Figure contents as structured data
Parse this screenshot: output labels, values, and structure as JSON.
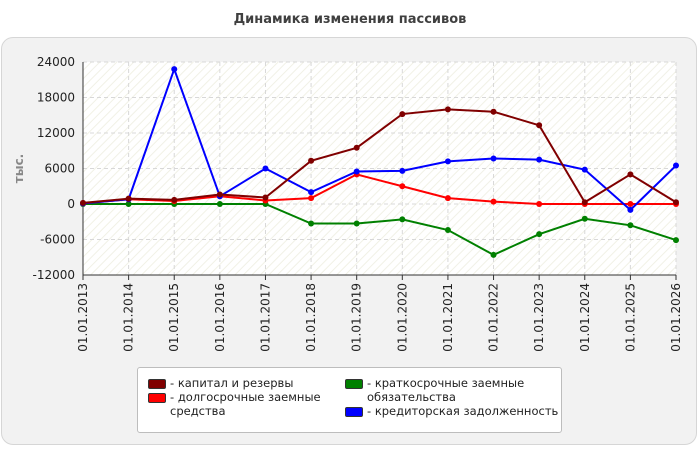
{
  "chart_data": {
    "type": "line",
    "title": "Динамика изменения пассивов",
    "ylabel": "тыс.",
    "xlabel": "",
    "categories": [
      "01.01.2013",
      "01.01.2014",
      "01.01.2015",
      "01.01.2016",
      "01.01.2017",
      "01.01.2018",
      "01.01.2019",
      "01.01.2020",
      "01.01.2021",
      "01.01.2022",
      "01.01.2023",
      "01.01.2024",
      "01.01.2025",
      "01.01.2026"
    ],
    "ylim": [
      -12000,
      24000
    ],
    "yticks": [
      24000,
      18000,
      12000,
      6000,
      0,
      -6000,
      -12000
    ],
    "grid": true,
    "legend_position": "bottom",
    "series": [
      {
        "name": "капитал и резервы",
        "color": "#800000",
        "values": [
          200,
          900,
          700,
          1600,
          1100,
          7300,
          9500,
          15200,
          16000,
          15600,
          13300,
          300,
          5000,
          300
        ]
      },
      {
        "name": "долгосрочные заемные средства",
        "color": "#ff0000",
        "values": [
          100,
          800,
          500,
          1300,
          600,
          1000,
          5000,
          3000,
          1000,
          400,
          0,
          0,
          0,
          0
        ]
      },
      {
        "name": "краткосрочные заемные обязательства",
        "color": "#008000",
        "values": [
          0,
          0,
          0,
          0,
          0,
          -3300,
          -3300,
          -2600,
          -4400,
          -8600,
          -5100,
          -2500,
          -3600,
          -6100
        ]
      },
      {
        "name": "кредиторская задолженность",
        "color": "#0000ff",
        "values": [
          100,
          800,
          22800,
          1300,
          6000,
          2000,
          5500,
          5600,
          7200,
          7700,
          7500,
          5800,
          -1000,
          6500
        ]
      }
    ]
  }
}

### [GOAL]
Filter the records above and return every line that holds the word "name".

### [TASK SOLUTION]
        "name": "капитал и резервы",
        "name": "долгосрочные заемные средства",
        "name": "краткосрочные заемные обязательства",
        "name": "кредиторская задолженность",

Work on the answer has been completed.